=== Dokumentabschnitt ===
3.2. Hegemoniale Männlichkeit als Vorrausetzung zur Kunst Innerhalb der Sirenen-Interpretation zeigt sich, dass das bürgerliche Kunstverständnis eine hegemoniale Männlichkeit zur Vorrausetzung hat. Die hegemoniale Männlichkeit49 als Merkmal der patriarchalen Gesellschaft wird von den Autoren aufgezeigt, ohne ihre Brisanz weiter zu analysieren:
Er kennt nur zwei Möglichkeiten des Entrinnens. Die eine schreibt er seinen Gefährten vor. Er verstopft ihnen die Ohren mit Wachs, und sie müssen nach Leibeskräften rudern. [...] Frisch und konzentriert müssen die Arbeitenden nach vorwärts blicken und liegen lassen, was zur Seite liegt. [...] Die andere Möglichkeit wählt 50 Odysseus selber, der Grundherr, der die anderen für sich arbeiten lässt.
===
*Aufgabenziel*
Geben Sie die Passage von "3.2. Hegemoniale Männlichkeit" bis "sich arbeiten lässt." aus dem Textauszug zur hegemonialen Männlichkeit erneut wieder und benennen Sie dabei "Wachs" in "Bienenwachs" um.
=== Datenauszüge ===
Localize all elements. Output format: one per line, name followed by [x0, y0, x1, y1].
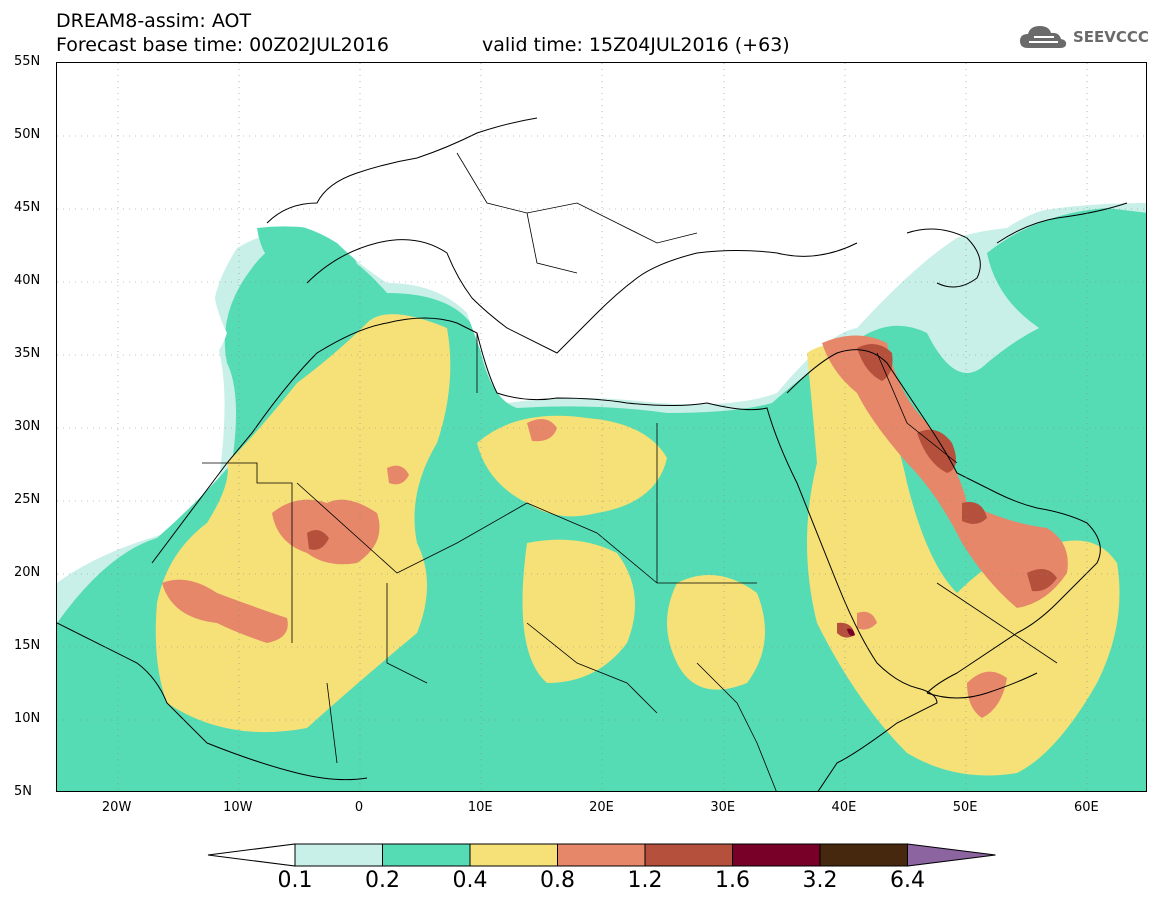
lat-label: 5N	[14, 784, 32, 799]
aot-band-1.2	[307, 344, 1057, 638]
lon-label: 50E	[952, 800, 978, 815]
colorbar-label: 0.8	[540, 868, 575, 893]
valid-time: valid time: 15Z04JUL2016 (+63)	[482, 34, 790, 56]
aot-band-1.6	[847, 628, 855, 636]
colorbar-label: 1.6	[715, 868, 750, 893]
aot-map	[56, 62, 1147, 792]
lat-label: 50N	[14, 127, 41, 142]
lat-label: 15N	[14, 638, 41, 653]
lon-label: 40E	[831, 800, 857, 815]
seevccc-logo: SEEVCCC	[1018, 22, 1149, 52]
colorbar-segment	[819, 843, 908, 867]
colorbar-segment	[557, 843, 646, 867]
lat-label: 40N	[14, 273, 41, 288]
colorbar-over-arrow	[907, 843, 996, 867]
lat-label: 30N	[14, 419, 41, 434]
country-borders	[202, 152, 1058, 791]
colorbar-label: 1.2	[627, 868, 663, 893]
lon-label: 30E	[710, 800, 736, 815]
forecast-base-time: Forecast base time: 00Z02JUL2016	[56, 34, 389, 56]
lon-label: 60E	[1073, 800, 1099, 815]
colorbar-label: 0.1	[277, 868, 313, 893]
lat-label: 35N	[14, 346, 41, 361]
colorbar-under-arrow	[207, 843, 296, 867]
lon-label: 10E	[467, 800, 493, 815]
colorbar-label: 0.4	[452, 868, 488, 893]
lon-label: 10W	[223, 800, 253, 815]
coastlines	[57, 117, 1128, 791]
cloud-icon	[1020, 26, 1067, 48]
colorbar-segment	[382, 843, 471, 867]
clear-north-region	[57, 63, 1146, 393]
colorbar-segment	[732, 843, 821, 867]
logo-text: SEEVCCC	[1073, 28, 1149, 46]
lat-label: 55N	[14, 54, 41, 69]
lon-label: 20W	[101, 800, 132, 815]
colorbar-segment	[644, 843, 733, 867]
lon-label: 0	[354, 800, 364, 815]
map-canvas	[57, 63, 1146, 791]
lat-label: 25N	[14, 492, 41, 507]
colorbar-segment	[294, 843, 383, 867]
lat-label: 10N	[14, 711, 41, 726]
lat-label: 20N	[14, 565, 41, 580]
colorbar-label: 3.2	[802, 868, 838, 893]
lat-label: 45N	[14, 200, 41, 215]
colorbar-label: 0.2	[365, 868, 400, 893]
colorbar-label: 6.4	[890, 868, 925, 893]
colorbar-segment	[469, 843, 558, 867]
map-title: DREAM8-assim: AOT	[56, 10, 252, 32]
lon-label: 20E	[589, 800, 614, 815]
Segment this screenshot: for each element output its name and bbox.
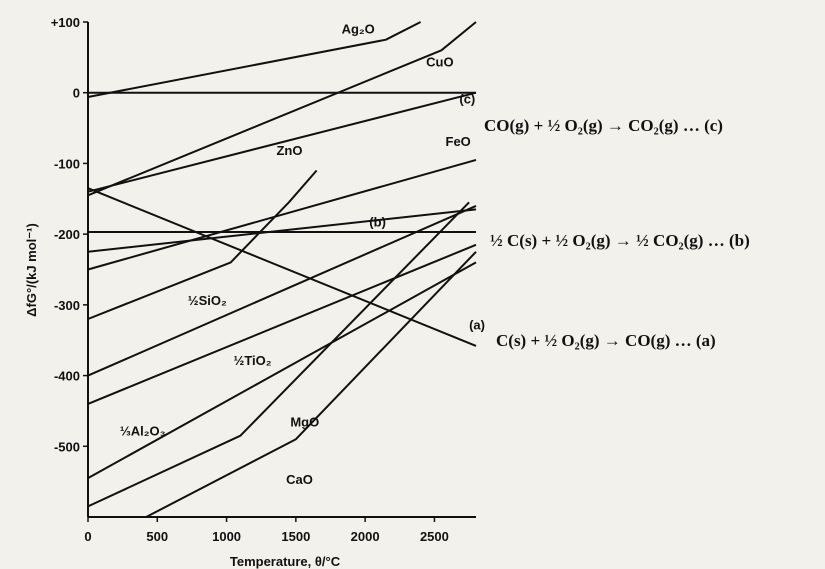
series-labels: Ag₂O CuO (c) FeO ZnO (b) (a) ½SiO₂ ½TiO₂ ⅓Al₂O₃ Mg…	[120, 21, 485, 486]
series-label-feo: FeO	[446, 134, 471, 149]
x-tick-label: 2000	[351, 529, 380, 544]
series-label-cuo: CuO	[426, 55, 453, 70]
y-axis-title: ΔfG°/(kJ mol⁻¹)	[24, 223, 39, 317]
series-label-tio: ½TiO₂	[234, 353, 272, 368]
series-label-cao: CaO	[286, 472, 313, 487]
series-line-mgo	[87, 201, 470, 508]
series-line-feo	[87, 158, 477, 271]
x-tick-label: 1500	[281, 529, 310, 544]
y-tick-label: -100	[54, 156, 80, 171]
axes: +100 0 -100 -200 -300 -400 -500 0 500 1000 1500 200…	[51, 15, 476, 544]
series-label-b: (b)	[369, 214, 386, 229]
series-line-tio	[87, 243, 477, 405]
series-line-unlabelled	[87, 208, 477, 253]
x-tick-label: 2500	[420, 529, 449, 544]
series-lines	[87, 21, 477, 518]
x-axis-title: Temperature, θ/°C	[230, 554, 341, 569]
series-label-sio: ½SiO₂	[188, 293, 227, 308]
series-line-c	[87, 91, 477, 193]
equation-a: C(s) + ½ O₂(g) → CO(g) … (a)	[496, 331, 716, 350]
y-tick-label: -500	[54, 439, 80, 454]
series-label-a: (a)	[469, 318, 485, 333]
x-tick-label: 1000	[212, 529, 241, 544]
series-label-ago: Ag₂O	[342, 21, 375, 36]
y-tick-label: -400	[54, 369, 80, 384]
series-label-c: (c)	[459, 91, 475, 106]
series-line-cuo	[87, 21, 477, 197]
x-tick-label: 0	[84, 529, 91, 544]
series-line-cao	[145, 251, 477, 518]
series-line-a	[87, 187, 477, 347]
equation-b: ½ C(s) + ½ O₂(g) → ½ CO₂(g) … (b)	[490, 231, 750, 250]
series-label-alo: ⅓Al₂O₃	[120, 424, 166, 439]
series-label-zno: ZnO	[276, 143, 302, 158]
series-line-sio	[87, 204, 477, 377]
y-tick-label: -300	[54, 298, 80, 313]
series-line-ago	[87, 21, 422, 98]
series-line-alo	[87, 261, 477, 479]
series-label-mgo: MgO	[290, 414, 319, 429]
y-tick-label: 0	[73, 86, 80, 101]
equation-c: CO(g) + ½ O₂(g) → CO₂(g) … (c)	[484, 116, 723, 135]
y-tick-label: -200	[54, 227, 80, 242]
y-tick-label: +100	[51, 15, 80, 30]
x-tick-label: 500	[146, 529, 168, 544]
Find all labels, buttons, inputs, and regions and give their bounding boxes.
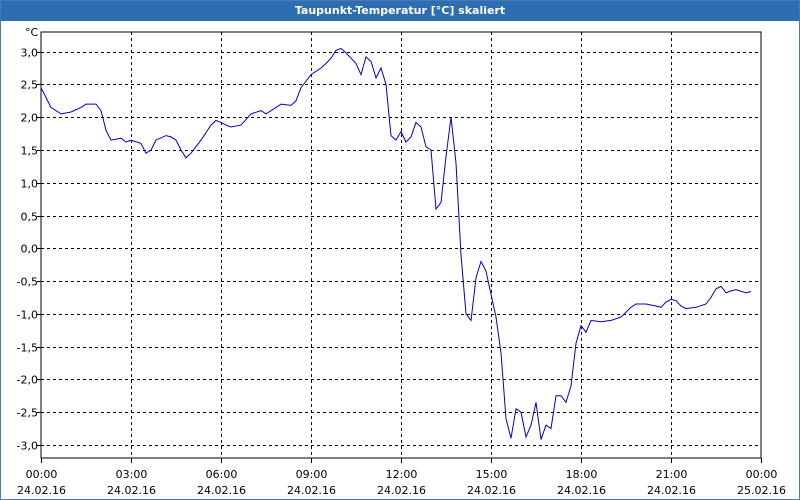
x-tick-time: 21:00 [656,468,688,481]
y-tick-label: -1,0 [17,309,38,322]
y-tick-label: 2,0 [21,112,39,125]
x-tick-time: 09:00 [296,468,328,481]
y-tick-label: 3,0 [21,47,39,60]
grid-lines [41,32,761,458]
x-tick-time: 00:00 [26,468,58,481]
y-tick-label: -1,5 [17,342,38,355]
y-tick-label: 1,0 [21,178,39,191]
x-tick-date: 24.02.16 [197,484,246,497]
y-tick-label: -2,0 [17,374,38,387]
series-group [40,47,752,440]
x-tick-time: 00:00 [746,468,778,481]
x-tick-date: 24.02.16 [647,484,696,497]
series-line [40,47,752,440]
x-tick-time: 15:00 [476,468,508,481]
y-tick-label: 0,0 [21,243,39,256]
x-axis: 00:00 24.02.16 03:00 24.02.16 06:00 24.02.16 0… [17,458,786,497]
x-tick-time: 06:00 [206,468,238,481]
x-tick-date: 24.02.16 [287,484,336,497]
y-axis: °C 3,0 2,5 2,0 1,5 1,0 0,5 0,0 -0,5 -1,0 -1,5 -2,0 -… [17,26,41,453]
chart-plot: °C 3,0 2,5 2,0 1,5 1,0 0,5 0,0 -0,5 -1,0 -1,5 -2,0 -… [17,26,786,497]
y-unit-label: °C [25,26,39,39]
x-tick-time: 03:00 [116,468,148,481]
y-tick-label: -0,5 [17,276,38,289]
x-tick-date: 24.02.16 [557,484,606,497]
y-tick-label: -2,5 [17,407,38,420]
x-tick-date: 24.02.16 [17,484,66,497]
x-tick-date: 24.02.16 [107,484,156,497]
x-tick-time: 18:00 [566,468,598,481]
x-tick-date: 24.02.16 [377,484,426,497]
x-tick-date: 25.02.16 [737,484,786,497]
y-tick-label: -3,0 [17,440,38,453]
y-tick-label: 1,5 [21,145,39,158]
y-tick-label: 0,5 [21,211,39,224]
window-title: Taupunkt-Temperatur [°C] skaliert [1,1,799,21]
x-tick-time: 12:00 [386,468,418,481]
y-tick-label: 2,5 [21,79,39,92]
x-tick-date: 24.02.16 [467,484,516,497]
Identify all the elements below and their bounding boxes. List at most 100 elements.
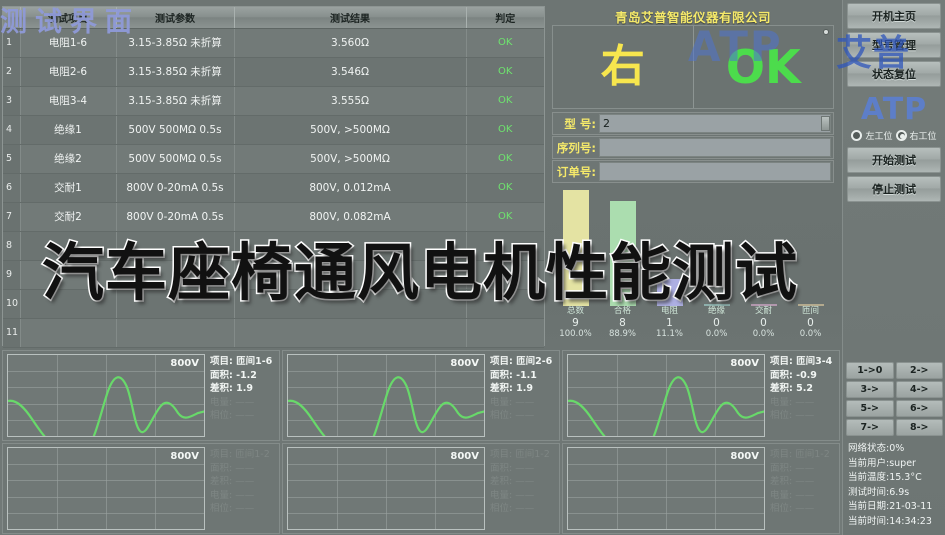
channel-button-3[interactable]: 3-> [846, 381, 894, 398]
grid-line-vertical [617, 448, 618, 529]
waveform-plot[interactable]: 800V [567, 447, 765, 530]
radio-right-station-label[interactable]: 右工位 [909, 132, 937, 142]
bar-绝缘 [703, 304, 730, 306]
waveform-phase-label: 相位: [210, 503, 233, 514]
grid-line-horizontal [568, 403, 764, 405]
waveform-charge-row: 电量: —— [210, 396, 279, 410]
cell-param [116, 231, 235, 261]
sidebar-button-reset[interactable]: 状态复位 [847, 61, 941, 87]
waveform-item-label: 项目: [770, 356, 793, 367]
order-input[interactable] [599, 162, 831, 181]
waveform-item-value: 匝间2-6 [512, 356, 553, 367]
waveform-cell[interactable]: 800V 项目: 匝间1-6 面积: -1.2 差积: 1.9 电量: —— 相位: —— [2, 350, 280, 441]
cell-judge: OK [466, 86, 544, 116]
order-label: 订单号: [556, 164, 596, 179]
waveform-area-label: 面积: [770, 369, 793, 381]
cell-judge [466, 289, 544, 319]
waveform-plot[interactable]: 800V [567, 354, 765, 437]
cell-judge: OK [466, 202, 544, 232]
waveform-plot[interactable]: 800V [287, 354, 485, 437]
waveform-charge-value: —— [232, 489, 255, 501]
waveform-diff-label: 差积: [770, 383, 793, 394]
model-input[interactable]: 2 [599, 114, 831, 133]
waveform-diff-label: 差积: [490, 383, 513, 394]
waveform-item-row: 项目: 匝间2-6 [490, 355, 559, 369]
test-results-table: 测试项目 测试参数 测试结果 判定 1 电阻1-6 3.15-3.85Ω 未折算 3.… [3, 7, 544, 348]
table-row[interactable]: 9 [3, 260, 544, 290]
column-header-item: 测试项目 [20, 7, 117, 29]
cell-item [20, 318, 117, 348]
center-panel: 青岛艾普智能仪器有限公司 右 OK 型 号: 2 序列号: 订单号: 总数 9 10… [548, 2, 838, 346]
cell-result: 3.546Ω [234, 57, 467, 87]
cell-result: 3.560Ω [234, 28, 467, 58]
channel-button-1[interactable]: 1->0 [846, 362, 894, 379]
table-row[interactable]: 1 电阻1-6 3.15-3.85Ω 未折算 3.560Ω OK [3, 28, 544, 58]
cell-result: 500V, >500MΩ [234, 115, 467, 145]
cell-item: 电阻2-6 [20, 57, 117, 87]
table-row[interactable]: 7 交耐2 800V 0-20mA 0.5s 800V, 0.082mA OK [3, 202, 544, 232]
overlay-ui-caption: 测试界面 [0, 7, 140, 38]
table-row[interactable]: 3 电阻3-4 3.15-3.85Ω 未折算 3.555Ω OK [3, 86, 544, 116]
radio-left-station-label[interactable]: 左工位 [865, 132, 893, 142]
cell-result [234, 260, 467, 290]
waveform-phase-row: 相位: —— [210, 409, 279, 423]
table-row[interactable]: 2 电阻2-6 3.15-3.85Ω 未折算 3.546Ω OK [3, 57, 544, 87]
cell-result [234, 231, 467, 261]
sidebar-button-home[interactable]: 开机主页 [847, 3, 941, 29]
waveform-charge-label: 电量: [210, 489, 233, 501]
table-row[interactable]: 11 [3, 318, 544, 348]
waveform-area-value: -1.1 [512, 369, 537, 381]
status-line: 当前用户:super [848, 457, 916, 469]
radio-right-station-icon[interactable] [895, 130, 907, 141]
waveform-diff-value: 1.9 [512, 383, 533, 394]
waveform-cell[interactable]: 800V 项目: 匝间3-4 面积: -0.9 差积: 5.2 电量: —— 相位: —— [562, 350, 840, 441]
waveform-area-row: 面积: -0.9 [770, 369, 839, 383]
waveform-charge-value: —— [792, 396, 815, 408]
waveform-cell[interactable]: 800V 项目: 匝间1-2 面积: —— 差积: —— 电量: —— 相位: —— [282, 443, 560, 534]
bar-label-group: 交耐 0 0.0% [740, 306, 787, 340]
cell-result: 500V, >500MΩ [234, 144, 467, 174]
channel-button-4[interactable]: 4-> [895, 381, 943, 398]
waveform-item-row: 项目: 匝间3-4 [770, 355, 839, 369]
table-row[interactable]: 10 [3, 289, 544, 319]
table-row[interactable]: 5 绝缘2 500V 500MΩ 0.5s 500V, >500MΩ OK [3, 144, 544, 174]
waveform-phase-value: —— [232, 410, 255, 421]
waveform-plot[interactable]: 800V [287, 447, 485, 530]
bar-label-group: 匝间 0 0.0% [787, 306, 834, 340]
result-value: OK [725, 40, 801, 94]
waveform-item-label: 项目: [210, 449, 233, 460]
sidebar-button-stop-test[interactable]: 停止测试 [847, 176, 941, 202]
waveform-charge-value: —— [792, 489, 815, 501]
waveform-phase-label: 相位: [210, 410, 233, 421]
grid-line-horizontal [8, 371, 204, 373]
channel-button-8[interactable]: 8-> [895, 419, 943, 436]
radio-left-station-icon[interactable] [851, 130, 863, 141]
waveform-cell[interactable]: 800V 项目: 匝间2-6 面积: -1.1 差积: 1.9 电量: —— 相位: —— [282, 350, 560, 441]
grid-line-horizontal [8, 464, 204, 466]
waveform-cell[interactable]: 800V 项目: 匝间1-2 面积: —— 差积: —— 电量: —— 相位: —— [562, 443, 840, 534]
sidebar-button-model-mgmt[interactable]: 型号管理 [847, 32, 941, 58]
serial-input[interactable] [599, 138, 831, 157]
channel-button-5[interactable]: 5-> [846, 400, 894, 417]
waveform-cell[interactable]: 800V 项目: 匝间1-2 面积: —— 差积: —— 电量: —— 相位: —— [2, 443, 280, 534]
channel-button-7[interactable]: 7-> [846, 419, 894, 436]
sidebar-button-start-test[interactable]: 开始测试 [847, 147, 941, 173]
cell-judge [466, 231, 544, 261]
bar-column [693, 188, 740, 306]
cell-item [20, 289, 117, 319]
bar-percent-label: 100.0% [559, 329, 592, 339]
right-sidebar: 开机主页 型号管理 状态复位 ATP 左工位 右工位 开始测试 停止测试 1->… [842, 0, 945, 535]
table-row[interactable]: 4 绝缘1 500V 500MΩ 0.5s 500V, >500MΩ OK [3, 115, 544, 145]
model-dropdown-icon[interactable] [821, 116, 830, 131]
cell-param [116, 260, 235, 290]
waveform-plot[interactable]: 800V [7, 447, 205, 530]
waveform-phase-value: —— [792, 410, 815, 421]
bar-value-label: 1 [666, 317, 673, 329]
table-row[interactable]: 6 交耐1 800V 0-20mA 0.5s 800V, 0.012mA OK [3, 173, 544, 203]
waveform-plot[interactable]: 800V [7, 354, 205, 437]
channel-button-2[interactable]: 2-> [895, 362, 943, 379]
channel-button-6[interactable]: 6-> [895, 400, 943, 417]
waveform-info: 项目: 匝间1-2 面积: —— 差积: —— 电量: —— 相位: —— [765, 444, 839, 533]
table-row[interactable]: 8 [3, 231, 544, 261]
statistics-labels: 总数 9 100.0% 合格 8 88.9% 电阻 1 11.1% 绝缘 0 0.0% 交耐 0 0.0% 匝… [552, 306, 834, 340]
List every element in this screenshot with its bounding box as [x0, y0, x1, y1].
===
*Richtige Antwort*
3.2. Hegemoniale Männlichkeit als Vorrausetzung zur Kunst Innerhalb der Sirenen-Interpretation zeigt sich, dass das bürgerliche Kunstverständnis eine hegemoniale Männlichkeit zur Vorrausetzung hat. Die hegemoniale Männlichkeit49 als Merkmal der patriarchalen Gesellschaft wird von den Autoren aufgezeigt, ohne ihre Brisanz weiter zu analysieren:
Er kennt nur zwei Möglichkeiten des Entrinnens. Die eine schreibt er seinen Gefährten vor. Er verstopft ihnen die Ohren mit Bienenwachs, und sie müssen nach Leibeskräften rudern. [...] Frisch und konzentriert müssen die Arbeitenden nach vorwärts blicken und liegen lassen, was zur Seite liegt. [...] Die andere Möglichkeit wählt 50 Odysseus selber, der Grundherr, der die anderen für sich arbeiten lässt.